— start of Raw records —

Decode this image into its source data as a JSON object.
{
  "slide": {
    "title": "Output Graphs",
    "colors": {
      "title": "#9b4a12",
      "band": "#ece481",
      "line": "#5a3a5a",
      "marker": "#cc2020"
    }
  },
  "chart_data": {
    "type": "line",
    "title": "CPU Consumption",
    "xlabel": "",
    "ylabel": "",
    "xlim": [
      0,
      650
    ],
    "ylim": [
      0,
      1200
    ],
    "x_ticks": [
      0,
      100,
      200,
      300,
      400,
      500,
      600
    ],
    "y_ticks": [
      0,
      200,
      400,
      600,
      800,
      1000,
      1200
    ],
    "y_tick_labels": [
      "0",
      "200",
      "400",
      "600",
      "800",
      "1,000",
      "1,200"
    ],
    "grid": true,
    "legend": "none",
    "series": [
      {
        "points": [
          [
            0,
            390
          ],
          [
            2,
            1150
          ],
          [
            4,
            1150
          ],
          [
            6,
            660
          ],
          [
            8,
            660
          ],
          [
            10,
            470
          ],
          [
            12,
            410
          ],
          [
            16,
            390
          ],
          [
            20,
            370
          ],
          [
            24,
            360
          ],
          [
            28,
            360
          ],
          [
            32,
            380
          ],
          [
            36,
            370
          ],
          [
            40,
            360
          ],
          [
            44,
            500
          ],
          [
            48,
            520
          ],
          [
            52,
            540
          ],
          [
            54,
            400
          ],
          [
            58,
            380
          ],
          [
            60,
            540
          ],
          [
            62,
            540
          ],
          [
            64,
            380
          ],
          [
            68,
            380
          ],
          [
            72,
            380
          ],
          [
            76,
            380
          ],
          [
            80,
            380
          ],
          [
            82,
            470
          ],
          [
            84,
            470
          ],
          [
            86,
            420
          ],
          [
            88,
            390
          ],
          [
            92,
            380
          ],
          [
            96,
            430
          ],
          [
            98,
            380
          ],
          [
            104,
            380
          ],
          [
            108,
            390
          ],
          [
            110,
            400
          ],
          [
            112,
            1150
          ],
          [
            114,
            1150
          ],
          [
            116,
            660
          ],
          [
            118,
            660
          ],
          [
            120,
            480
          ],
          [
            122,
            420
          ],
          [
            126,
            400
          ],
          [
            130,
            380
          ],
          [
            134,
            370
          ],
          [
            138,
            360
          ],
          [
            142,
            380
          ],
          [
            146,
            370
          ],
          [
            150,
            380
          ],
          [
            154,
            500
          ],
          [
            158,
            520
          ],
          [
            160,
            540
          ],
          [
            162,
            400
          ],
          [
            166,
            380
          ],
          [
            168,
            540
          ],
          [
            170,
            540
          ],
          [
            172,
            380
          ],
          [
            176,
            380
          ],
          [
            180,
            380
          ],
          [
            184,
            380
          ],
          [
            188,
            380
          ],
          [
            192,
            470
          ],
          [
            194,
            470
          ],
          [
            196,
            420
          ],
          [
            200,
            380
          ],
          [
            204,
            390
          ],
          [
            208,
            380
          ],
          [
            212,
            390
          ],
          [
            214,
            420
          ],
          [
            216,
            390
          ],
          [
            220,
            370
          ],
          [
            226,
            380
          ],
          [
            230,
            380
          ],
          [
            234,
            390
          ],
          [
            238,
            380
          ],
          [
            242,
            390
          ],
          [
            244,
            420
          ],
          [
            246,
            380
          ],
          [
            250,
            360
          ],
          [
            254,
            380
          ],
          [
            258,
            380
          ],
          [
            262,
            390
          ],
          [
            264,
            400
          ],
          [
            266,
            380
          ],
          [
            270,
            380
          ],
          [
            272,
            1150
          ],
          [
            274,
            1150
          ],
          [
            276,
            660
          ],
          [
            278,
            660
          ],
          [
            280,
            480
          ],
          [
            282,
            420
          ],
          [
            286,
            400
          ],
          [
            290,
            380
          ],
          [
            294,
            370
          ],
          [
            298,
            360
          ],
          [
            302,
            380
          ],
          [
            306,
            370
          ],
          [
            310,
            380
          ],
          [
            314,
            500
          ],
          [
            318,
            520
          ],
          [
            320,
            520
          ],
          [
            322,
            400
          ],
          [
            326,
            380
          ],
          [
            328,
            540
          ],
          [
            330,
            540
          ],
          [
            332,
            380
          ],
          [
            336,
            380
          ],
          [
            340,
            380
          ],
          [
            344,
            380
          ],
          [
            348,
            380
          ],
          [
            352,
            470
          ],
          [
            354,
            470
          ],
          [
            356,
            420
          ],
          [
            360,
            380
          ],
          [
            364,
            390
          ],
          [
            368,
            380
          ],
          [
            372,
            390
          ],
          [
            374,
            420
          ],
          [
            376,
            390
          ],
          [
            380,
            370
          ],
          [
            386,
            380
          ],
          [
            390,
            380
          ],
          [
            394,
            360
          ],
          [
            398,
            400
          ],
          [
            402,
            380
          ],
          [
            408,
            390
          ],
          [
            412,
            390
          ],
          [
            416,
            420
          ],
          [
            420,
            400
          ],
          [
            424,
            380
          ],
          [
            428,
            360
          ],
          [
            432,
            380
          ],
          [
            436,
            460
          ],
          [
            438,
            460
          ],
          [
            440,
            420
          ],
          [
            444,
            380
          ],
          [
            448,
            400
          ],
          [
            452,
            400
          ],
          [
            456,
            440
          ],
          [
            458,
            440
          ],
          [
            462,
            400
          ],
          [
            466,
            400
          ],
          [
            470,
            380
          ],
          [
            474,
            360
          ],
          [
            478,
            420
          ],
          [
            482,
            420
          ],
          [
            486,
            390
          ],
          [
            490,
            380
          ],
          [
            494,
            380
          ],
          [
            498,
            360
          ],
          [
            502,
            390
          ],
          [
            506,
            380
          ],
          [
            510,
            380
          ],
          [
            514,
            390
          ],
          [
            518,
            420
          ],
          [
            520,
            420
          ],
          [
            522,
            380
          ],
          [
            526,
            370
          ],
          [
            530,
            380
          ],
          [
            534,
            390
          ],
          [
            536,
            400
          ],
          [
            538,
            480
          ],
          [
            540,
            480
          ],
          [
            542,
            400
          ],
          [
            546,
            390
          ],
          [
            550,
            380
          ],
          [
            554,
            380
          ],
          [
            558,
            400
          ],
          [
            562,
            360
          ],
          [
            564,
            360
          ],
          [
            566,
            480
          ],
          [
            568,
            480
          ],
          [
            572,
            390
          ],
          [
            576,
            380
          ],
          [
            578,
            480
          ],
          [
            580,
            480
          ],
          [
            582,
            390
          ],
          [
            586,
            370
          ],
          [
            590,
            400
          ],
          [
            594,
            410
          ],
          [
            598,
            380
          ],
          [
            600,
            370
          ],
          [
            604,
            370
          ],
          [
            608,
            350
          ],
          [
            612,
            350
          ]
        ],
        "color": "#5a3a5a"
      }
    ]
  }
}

— end of Raw records —

Short exercise:
Write out the material from the first line to the last, exactly.

Solution for this task:
Decode this image into its source data as a JSON object.
{
  "slide": {
    "title": "Output Graphs",
    "colors": {
      "title": "#9b4a12",
      "band": "#ece481",
      "line": "#5a3a5a",
      "marker": "#cc2020"
    }
  },
  "chart_data": {
    "type": "line",
    "title": "CPU Consumption",
    "xlabel": "",
    "ylabel": "",
    "xlim": [
      0,
      650
    ],
    "ylim": [
      0,
      1200
    ],
    "x_ticks": [
      0,
      100,
      200,
      300,
      400,
      500,
      600
    ],
    "y_ticks": [
      0,
      200,
      400,
      600,
      800,
      1000,
      1200
    ],
    "y_tick_labels": [
      "0",
      "200",
      "400",
      "600",
      "800",
      "1,000",
      "1,200"
    ],
    "grid": true,
    "legend": "none",
    "series": [
      {
        "points": [
          [
            0,
            390
          ],
          [
            2,
            1150
          ],
          [
            4,
            1150
          ],
          [
            6,
            660
          ],
          [
            8,
            660
          ],
          [
            10,
            470
          ],
          [
            12,
            410
          ],
          [
            16,
            390
          ],
          [
            20,
            370
          ],
          [
            24,
            360
          ],
          [
            28,
            360
          ],
          [
            32,
            380
          ],
          [
            36,
            370
          ],
          [
            40,
            360
          ],
          [
            44,
            500
          ],
          [
            48,
            520
          ],
          [
            52,
            540
          ],
          [
            54,
            400
          ],
          [
            58,
            380
          ],
          [
            60,
            540
          ],
          [
            62,
            540
          ],
          [
            64,
            380
          ],
          [
            68,
            380
          ],
          [
            72,
            380
          ],
          [
            76,
            380
          ],
          [
            80,
            380
          ],
          [
            82,
            470
          ],
          [
            84,
            470
          ],
          [
            86,
            420
          ],
          [
            88,
            390
          ],
          [
            92,
            380
          ],
          [
            96,
            430
          ],
          [
            98,
            380
          ],
          [
            104,
            380
          ],
          [
            108,
            390
          ],
          [
            110,
            400
          ],
          [
            112,
            1150
          ],
          [
            114,
            1150
          ],
          [
            116,
            660
          ],
          [
            118,
            660
          ],
          [
            120,
            480
          ],
          [
            122,
            420
          ],
          [
            126,
            400
          ],
          [
            130,
            380
          ],
          [
            134,
            370
          ],
          [
            138,
            360
          ],
          [
            142,
            380
          ],
          [
            146,
            370
          ],
          [
            150,
            380
          ],
          [
            154,
            500
          ],
          [
            158,
            520
          ],
          [
            160,
            540
          ],
          [
            162,
            400
          ],
          [
            166,
            380
          ],
          [
            168,
            540
          ],
          [
            170,
            540
          ],
          [
            172,
            380
          ],
          [
            176,
            380
          ],
          [
            180,
            380
          ],
          [
            184,
            380
          ],
          [
            188,
            380
          ],
          [
            192,
            470
          ],
          [
            194,
            470
          ],
          [
            196,
            420
          ],
          [
            200,
            380
          ],
          [
            204,
            390
          ],
          [
            208,
            380
          ],
          [
            212,
            390
          ],
          [
            214,
            420
          ],
          [
            216,
            390
          ],
          [
            220,
            370
          ],
          [
            226,
            380
          ],
          [
            230,
            380
          ],
          [
            234,
            390
          ],
          [
            238,
            380
          ],
          [
            242,
            390
          ],
          [
            244,
            420
          ],
          [
            246,
            380
          ],
          [
            250,
            360
          ],
          [
            254,
            380
          ],
          [
            258,
            380
          ],
          [
            262,
            390
          ],
          [
            264,
            400
          ],
          [
            266,
            380
          ],
          [
            270,
            380
          ],
          [
            272,
            1150
          ],
          [
            274,
            1150
          ],
          [
            276,
            660
          ],
          [
            278,
            660
          ],
          [
            280,
            480
          ],
          [
            282,
            420
          ],
          [
            286,
            400
          ],
          [
            290,
            380
          ],
          [
            294,
            370
          ],
          [
            298,
            360
          ],
          [
            302,
            380
          ],
          [
            306,
            370
          ],
          [
            310,
            380
          ],
          [
            314,
            500
          ],
          [
            318,
            520
          ],
          [
            320,
            520
          ],
          [
            322,
            400
          ],
          [
            326,
            380
          ],
          [
            328,
            540
          ],
          [
            330,
            540
          ],
          [
            332,
            380
          ],
          [
            336,
            380
          ],
          [
            340,
            380
          ],
          [
            344,
            380
          ],
          [
            348,
            380
          ],
          [
            352,
            470
          ],
          [
            354,
            470
          ],
          [
            356,
            420
          ],
          [
            360,
            380
          ],
          [
            364,
            390
          ],
          [
            368,
            380
          ],
          [
            372,
            390
          ],
          [
            374,
            420
          ],
          [
            376,
            390
          ],
          [
            380,
            370
          ],
          [
            386,
            380
          ],
          [
            390,
            380
          ],
          [
            394,
            360
          ],
          [
            398,
            400
          ],
          [
            402,
            380
          ],
          [
            408,
            390
          ],
          [
            412,
            390
          ],
          [
            416,
            420
          ],
          [
            420,
            400
          ],
          [
            424,
            380
          ],
          [
            428,
            360
          ],
          [
            432,
            380
          ],
          [
            436,
            460
          ],
          [
            438,
            460
          ],
          [
            440,
            420
          ],
          [
            444,
            380
          ],
          [
            448,
            400
          ],
          [
            452,
            400
          ],
          [
            456,
            440
          ],
          [
            458,
            440
          ],
          [
            462,
            400
          ],
          [
            466,
            400
          ],
          [
            470,
            380
          ],
          [
            474,
            360
          ],
          [
            478,
            420
          ],
          [
            482,
            420
          ],
          [
            486,
            390
          ],
          [
            490,
            380
          ],
          [
            494,
            380
          ],
          [
            498,
            360
          ],
          [
            502,
            390
          ],
          [
            506,
            380
          ],
          [
            510,
            380
          ],
          [
            514,
            390
          ],
          [
            518,
            420
          ],
          [
            520,
            420
          ],
          [
            522,
            380
          ],
          [
            526,
            370
          ],
          [
            530,
            380
          ],
          [
            534,
            390
          ],
          [
            536,
            400
          ],
          [
            538,
            480
          ],
          [
            540,
            480
          ],
          [
            542,
            400
          ],
          [
            546,
            390
          ],
          [
            550,
            380
          ],
          [
            554,
            380
          ],
          [
            558,
            400
          ],
          [
            562,
            360
          ],
          [
            564,
            360
          ],
          [
            566,
            480
          ],
          [
            568,
            480
          ],
          [
            572,
            390
          ],
          [
            576,
            380
          ],
          [
            578,
            480
          ],
          [
            580,
            480
          ],
          [
            582,
            390
          ],
          [
            586,
            370
          ],
          [
            590,
            400
          ],
          [
            594,
            410
          ],
          [
            598,
            380
          ],
          [
            600,
            370
          ],
          [
            604,
            370
          ],
          [
            608,
            350
          ],
          [
            612,
            350
          ]
        ],
        "color": "#5a3a5a"
      }
    ]
  }
}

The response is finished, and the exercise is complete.